GIVEN DATA
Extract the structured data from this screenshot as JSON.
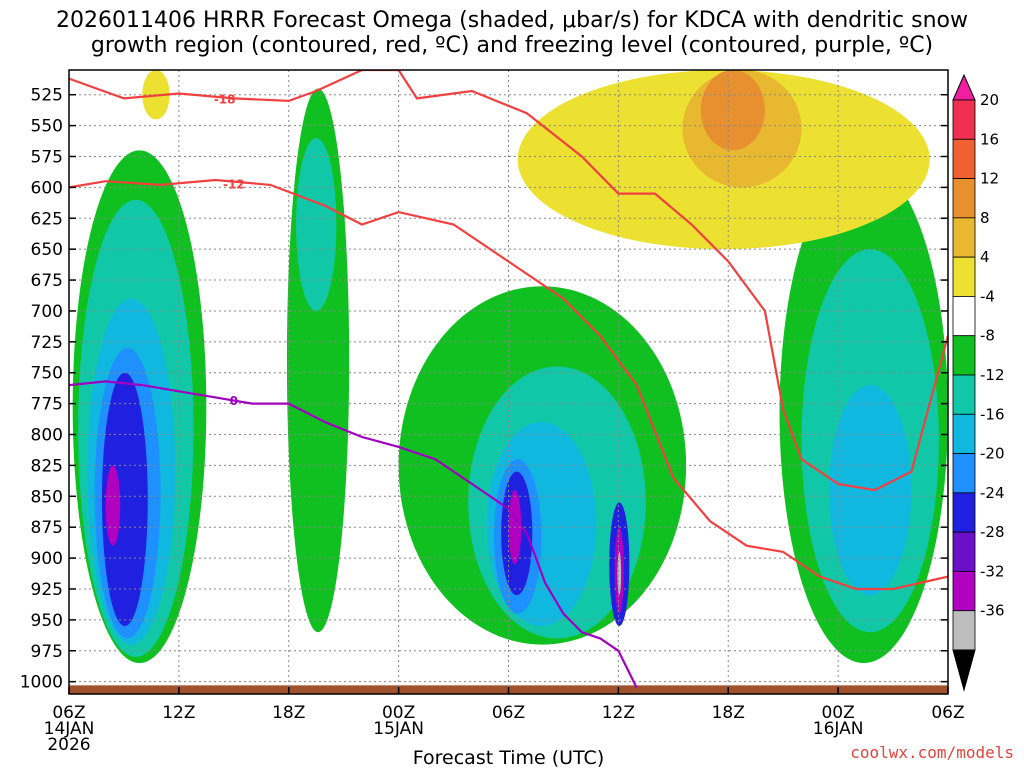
{
  "title_line1": "2026011406 HRRR Forecast Omega (shaded, μbar/s) for KDCA with dendritic snow",
  "title_line2": "growth region (contoured, red, ºC) and freezing level (contoured, purple, ºC)",
  "credit": "coolwx.com/models",
  "chart_data": {
    "type": "heatmap",
    "title": "2026011406 HRRR Forecast Omega (shaded, μbar/s) for KDCA with dendritic snow growth region (contoured, red, ºC) and freezing level (contoured, purple, ºC)",
    "xlabel": "Forecast Time (UTC)",
    "ylabel": "",
    "x_hours_range": [
      0,
      48
    ],
    "ylim": [
      1010,
      505
    ],
    "x_ticks": [
      {
        "hour": 0,
        "lines": [
          "06Z",
          "14JAN",
          "2026"
        ]
      },
      {
        "hour": 6,
        "lines": [
          "12Z"
        ]
      },
      {
        "hour": 12,
        "lines": [
          "18Z"
        ]
      },
      {
        "hour": 18,
        "lines": [
          "00Z",
          "15JAN"
        ]
      },
      {
        "hour": 24,
        "lines": [
          "06Z"
        ]
      },
      {
        "hour": 30,
        "lines": [
          "12Z"
        ]
      },
      {
        "hour": 36,
        "lines": [
          "18Z"
        ]
      },
      {
        "hour": 42,
        "lines": [
          "00Z",
          "16JAN"
        ]
      },
      {
        "hour": 48,
        "lines": [
          "06Z"
        ]
      }
    ],
    "y_ticks": [
      525,
      550,
      575,
      600,
      625,
      650,
      675,
      700,
      725,
      750,
      775,
      800,
      825,
      850,
      875,
      900,
      925,
      950,
      975,
      1000
    ],
    "colorbar": {
      "levels": [
        -36,
        -32,
        -28,
        -24,
        -20,
        -16,
        -12,
        -8,
        -4,
        4,
        8,
        12,
        16,
        20
      ],
      "labels": [
        "20",
        "16",
        "12",
        "8",
        "4",
        "-4",
        "-8",
        "-12",
        "-16",
        "-20",
        "-24",
        "-28",
        "-32",
        "-36"
      ],
      "colors": [
        "#bdbdbd",
        "#b000c0",
        "#6a10c8",
        "#2020e0",
        "#1e90ff",
        "#10b8e0",
        "#10c8a8",
        "#10c020",
        "#ffffff",
        "#ece030",
        "#e8b830",
        "#e89030",
        "#f06030",
        "#f03050"
      ],
      "low_extend_color": "#000000",
      "high_extend_color": "#f01ea0"
    },
    "omega_regions": [
      {
        "value": -6,
        "color": "#10c020",
        "t0": 0.2,
        "t1": 7.5,
        "p_top": 570,
        "p_bot": 985
      },
      {
        "value": -10,
        "color": "#10c8a8",
        "t0": 0.5,
        "t1": 6.8,
        "p_top": 610,
        "p_bot": 980
      },
      {
        "value": -14,
        "color": "#10b8e0",
        "t0": 1.0,
        "t1": 5.8,
        "p_top": 690,
        "p_bot": 970
      },
      {
        "value": -18,
        "color": "#1e90ff",
        "t0": 1.4,
        "t1": 5.0,
        "p_top": 730,
        "p_bot": 965
      },
      {
        "value": -22,
        "color": "#2020e0",
        "t0": 1.8,
        "t1": 4.3,
        "p_top": 750,
        "p_bot": 955
      },
      {
        "value": -26,
        "color": "#b000c0",
        "t0": 2.0,
        "t1": 2.8,
        "p_top": 825,
        "p_bot": 890
      },
      {
        "value": -6,
        "color": "#10c020",
        "t0": 11.9,
        "t1": 15.3,
        "p_top": 520,
        "p_bot": 960
      },
      {
        "value": -10,
        "color": "#10c8a8",
        "t0": 12.4,
        "t1": 14.6,
        "p_top": 560,
        "p_bot": 700
      },
      {
        "value": -6,
        "color": "#10c020",
        "t0": 18.0,
        "t1": 33.7,
        "p_top": 680,
        "p_bot": 970
      },
      {
        "value": -10,
        "color": "#10c8a8",
        "t0": 21.8,
        "t1": 31.5,
        "p_top": 745,
        "p_bot": 965
      },
      {
        "value": -14,
        "color": "#10b8e0",
        "t0": 22.8,
        "t1": 28.8,
        "p_top": 790,
        "p_bot": 955
      },
      {
        "value": -18,
        "color": "#1e90ff",
        "t0": 23.2,
        "t1": 25.8,
        "p_top": 820,
        "p_bot": 945
      },
      {
        "value": -22,
        "color": "#2020e0",
        "t0": 23.6,
        "t1": 25.3,
        "p_top": 830,
        "p_bot": 930
      },
      {
        "value": -26,
        "color": "#b000c0",
        "t0": 24.0,
        "t1": 24.7,
        "p_top": 845,
        "p_bot": 905
      },
      {
        "value": -22,
        "color": "#2020e0",
        "t0": 29.5,
        "t1": 30.6,
        "p_top": 855,
        "p_bot": 955
      },
      {
        "value": -26,
        "color": "#b000c0",
        "t0": 29.8,
        "t1": 30.3,
        "p_top": 875,
        "p_bot": 945
      },
      {
        "value": -34,
        "color": "#bdbdbd",
        "t0": 29.95,
        "t1": 30.15,
        "p_top": 895,
        "p_bot": 930
      },
      {
        "value": -6,
        "color": "#10c020",
        "t0": 38.8,
        "t1": 48.0,
        "p_top": 580,
        "p_bot": 985
      },
      {
        "value": -10,
        "color": "#10c8a8",
        "t0": 40.0,
        "t1": 47.5,
        "p_top": 650,
        "p_bot": 960
      },
      {
        "value": -14,
        "color": "#10b8e0",
        "t0": 41.5,
        "t1": 46.0,
        "p_top": 760,
        "p_bot": 930
      },
      {
        "value": 6,
        "color": "#ece030",
        "t0": 4.0,
        "t1": 5.5,
        "p_top": 505,
        "p_bot": 545
      },
      {
        "value": 6,
        "color": "#ece030",
        "t0": 24.5,
        "t1": 47.0,
        "p_top": 505,
        "p_bot": 650
      },
      {
        "value": 10,
        "color": "#e8b830",
        "t0": 33.5,
        "t1": 40.0,
        "p_top": 505,
        "p_bot": 600
      },
      {
        "value": 14,
        "color": "#e89030",
        "t0": 34.5,
        "t1": 38.0,
        "p_top": 505,
        "p_bot": 570
      }
    ],
    "contours": [
      {
        "name": "dgz-minus18",
        "color": "#f04040",
        "label": "-18",
        "label_hour": 8.5,
        "label_pressure": 528,
        "points": [
          [
            0,
            512
          ],
          [
            3,
            528
          ],
          [
            6,
            524
          ],
          [
            9,
            528
          ],
          [
            12,
            530
          ],
          [
            13.5,
            522
          ],
          [
            16,
            505
          ],
          [
            18,
            505
          ],
          [
            19,
            528
          ],
          [
            22,
            522
          ],
          [
            25,
            540
          ],
          [
            28,
            575
          ],
          [
            30,
            605
          ],
          [
            32,
            605
          ],
          [
            34,
            630
          ],
          [
            36,
            660
          ],
          [
            38,
            700
          ],
          [
            39,
            780
          ],
          [
            40,
            820
          ],
          [
            42,
            840
          ],
          [
            44,
            845
          ],
          [
            46,
            830
          ],
          [
            48,
            720
          ]
        ]
      },
      {
        "name": "dgz-minus12",
        "color": "#f04040",
        "label": "-12",
        "label_hour": 9.0,
        "label_pressure": 597,
        "points": [
          [
            0,
            600
          ],
          [
            2,
            595
          ],
          [
            5,
            598
          ],
          [
            8,
            594
          ],
          [
            11,
            598
          ],
          [
            14,
            615
          ],
          [
            16,
            630
          ],
          [
            18,
            620
          ],
          [
            21,
            630
          ],
          [
            24,
            660
          ],
          [
            27,
            690
          ],
          [
            29,
            720
          ],
          [
            31,
            760
          ],
          [
            33,
            835
          ],
          [
            35,
            870
          ],
          [
            37,
            890
          ],
          [
            39,
            895
          ],
          [
            41,
            915
          ],
          [
            43,
            925
          ],
          [
            45,
            925
          ],
          [
            48,
            915
          ]
        ]
      },
      {
        "name": "freezing-level",
        "color": "#a000c0",
        "label": "0",
        "label_hour": 9.0,
        "label_pressure": 772,
        "points": [
          [
            0,
            760
          ],
          [
            2,
            757
          ],
          [
            4,
            760
          ],
          [
            6,
            765
          ],
          [
            8,
            770
          ],
          [
            10,
            775
          ],
          [
            12,
            775
          ],
          [
            14,
            790
          ],
          [
            16,
            802
          ],
          [
            18,
            810
          ],
          [
            20,
            820
          ],
          [
            22,
            840
          ],
          [
            24,
            860
          ],
          [
            25,
            880
          ],
          [
            26,
            920
          ],
          [
            27,
            945
          ],
          [
            28,
            960
          ],
          [
            29,
            965
          ],
          [
            30,
            975
          ],
          [
            31,
            1005
          ]
        ]
      }
    ],
    "terrain": {
      "color": "#a0522d",
      "surface_pressure_min": 1003,
      "surface_pressure_max": 1010
    }
  }
}
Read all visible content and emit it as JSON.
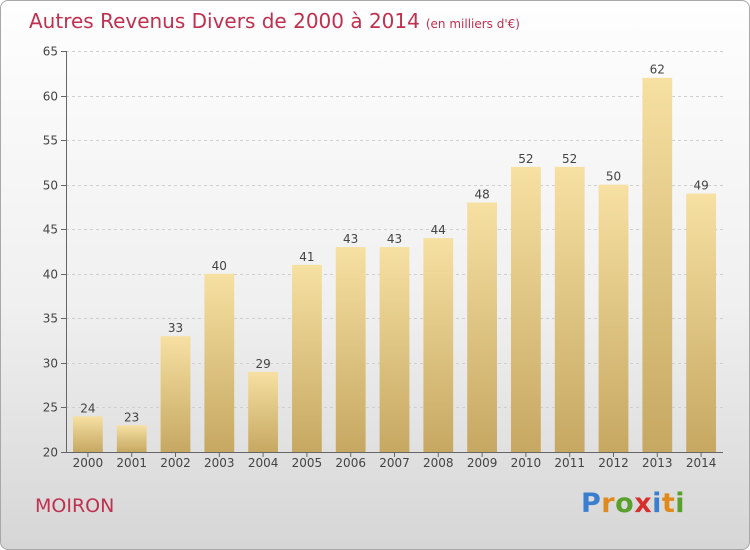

SET EXERCISE
Copy each line of the records containing the string "contoured".

EXPECTED OUTPUT
  "title_line2": "growth region (contoured, red, ºC) and freezing level (contoured, purple, ºC)",
    "title": "2026011406 HRRR Forecast Omega (shaded, μbar/s) for KDCA with dendritic snow growth region (contoured, red, ºC) and freezing level (contoured, purple, ºC)",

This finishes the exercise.